### Task to carry out
Report every line in the entries below that contains the word "browser", copying each line in full.
* * * * * * * * *
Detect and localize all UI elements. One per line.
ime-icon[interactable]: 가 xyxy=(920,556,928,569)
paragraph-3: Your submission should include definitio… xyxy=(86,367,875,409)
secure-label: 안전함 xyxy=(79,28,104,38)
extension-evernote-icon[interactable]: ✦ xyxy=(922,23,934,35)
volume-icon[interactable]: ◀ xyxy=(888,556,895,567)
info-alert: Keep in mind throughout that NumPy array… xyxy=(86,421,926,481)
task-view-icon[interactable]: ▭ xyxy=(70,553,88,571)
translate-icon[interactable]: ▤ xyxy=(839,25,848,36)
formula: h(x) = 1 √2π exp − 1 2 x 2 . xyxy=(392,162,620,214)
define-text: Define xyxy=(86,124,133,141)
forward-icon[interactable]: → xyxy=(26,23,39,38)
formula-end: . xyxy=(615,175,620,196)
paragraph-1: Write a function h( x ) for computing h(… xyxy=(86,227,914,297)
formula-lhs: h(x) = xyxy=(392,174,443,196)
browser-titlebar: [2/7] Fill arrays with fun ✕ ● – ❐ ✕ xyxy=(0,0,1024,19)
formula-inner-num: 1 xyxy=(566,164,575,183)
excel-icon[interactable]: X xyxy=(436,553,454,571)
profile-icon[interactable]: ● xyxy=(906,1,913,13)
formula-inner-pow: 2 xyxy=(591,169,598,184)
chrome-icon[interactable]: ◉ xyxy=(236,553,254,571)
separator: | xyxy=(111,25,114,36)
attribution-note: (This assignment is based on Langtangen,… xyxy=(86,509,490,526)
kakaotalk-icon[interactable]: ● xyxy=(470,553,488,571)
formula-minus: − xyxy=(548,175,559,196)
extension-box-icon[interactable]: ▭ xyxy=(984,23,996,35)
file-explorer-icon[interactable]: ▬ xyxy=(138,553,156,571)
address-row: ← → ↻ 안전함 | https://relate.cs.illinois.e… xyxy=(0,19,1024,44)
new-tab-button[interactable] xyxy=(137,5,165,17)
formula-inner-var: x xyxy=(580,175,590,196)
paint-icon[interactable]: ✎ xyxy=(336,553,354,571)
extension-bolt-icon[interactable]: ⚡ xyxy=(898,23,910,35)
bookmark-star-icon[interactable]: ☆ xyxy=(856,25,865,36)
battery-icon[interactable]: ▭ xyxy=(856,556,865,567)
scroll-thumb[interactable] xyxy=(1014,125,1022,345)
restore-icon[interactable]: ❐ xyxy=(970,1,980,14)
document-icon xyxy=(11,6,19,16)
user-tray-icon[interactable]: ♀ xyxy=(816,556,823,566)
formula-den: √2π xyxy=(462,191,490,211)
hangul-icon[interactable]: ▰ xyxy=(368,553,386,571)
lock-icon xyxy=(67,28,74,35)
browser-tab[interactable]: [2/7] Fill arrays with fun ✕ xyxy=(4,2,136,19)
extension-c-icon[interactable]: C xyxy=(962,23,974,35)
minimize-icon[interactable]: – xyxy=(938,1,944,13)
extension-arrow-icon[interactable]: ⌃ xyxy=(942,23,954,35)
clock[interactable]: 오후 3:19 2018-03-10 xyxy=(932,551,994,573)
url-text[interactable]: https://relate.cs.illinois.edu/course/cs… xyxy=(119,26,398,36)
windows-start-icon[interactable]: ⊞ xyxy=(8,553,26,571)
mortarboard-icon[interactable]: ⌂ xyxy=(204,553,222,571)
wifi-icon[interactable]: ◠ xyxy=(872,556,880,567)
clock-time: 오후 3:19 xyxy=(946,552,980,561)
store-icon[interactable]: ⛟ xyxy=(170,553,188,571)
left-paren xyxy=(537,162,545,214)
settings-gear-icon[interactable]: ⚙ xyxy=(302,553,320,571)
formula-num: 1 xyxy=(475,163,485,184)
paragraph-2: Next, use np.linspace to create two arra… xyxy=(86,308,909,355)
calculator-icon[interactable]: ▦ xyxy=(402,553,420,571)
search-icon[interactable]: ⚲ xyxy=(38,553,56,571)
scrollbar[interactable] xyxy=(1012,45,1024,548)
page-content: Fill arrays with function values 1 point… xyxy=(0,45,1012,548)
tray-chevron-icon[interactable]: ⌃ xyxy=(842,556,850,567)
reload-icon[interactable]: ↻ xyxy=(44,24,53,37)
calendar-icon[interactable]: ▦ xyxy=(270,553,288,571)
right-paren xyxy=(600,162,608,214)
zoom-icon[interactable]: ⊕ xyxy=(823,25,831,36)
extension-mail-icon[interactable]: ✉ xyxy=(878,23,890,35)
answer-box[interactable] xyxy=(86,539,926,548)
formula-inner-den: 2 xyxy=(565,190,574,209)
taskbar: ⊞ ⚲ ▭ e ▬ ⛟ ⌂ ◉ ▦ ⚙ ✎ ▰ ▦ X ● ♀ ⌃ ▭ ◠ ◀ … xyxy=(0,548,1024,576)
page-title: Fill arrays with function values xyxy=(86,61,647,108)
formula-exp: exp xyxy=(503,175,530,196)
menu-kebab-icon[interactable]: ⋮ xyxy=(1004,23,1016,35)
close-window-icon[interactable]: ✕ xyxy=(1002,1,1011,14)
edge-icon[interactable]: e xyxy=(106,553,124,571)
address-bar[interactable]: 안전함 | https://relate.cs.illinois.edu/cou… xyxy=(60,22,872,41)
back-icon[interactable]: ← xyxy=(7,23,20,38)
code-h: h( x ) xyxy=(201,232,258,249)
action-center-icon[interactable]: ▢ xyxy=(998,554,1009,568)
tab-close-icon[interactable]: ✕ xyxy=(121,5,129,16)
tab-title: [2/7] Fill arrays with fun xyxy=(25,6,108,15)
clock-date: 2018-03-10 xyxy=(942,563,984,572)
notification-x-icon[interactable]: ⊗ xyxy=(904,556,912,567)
* * * * * * * * *
### Completed exercise
browser-titlebar: [2/7] Fill arrays with fun ✕ ● – ❐ ✕ xyxy=(0,0,1024,19)
browser-tab[interactable]: [2/7] Fill arrays with fun ✕ xyxy=(4,2,136,19)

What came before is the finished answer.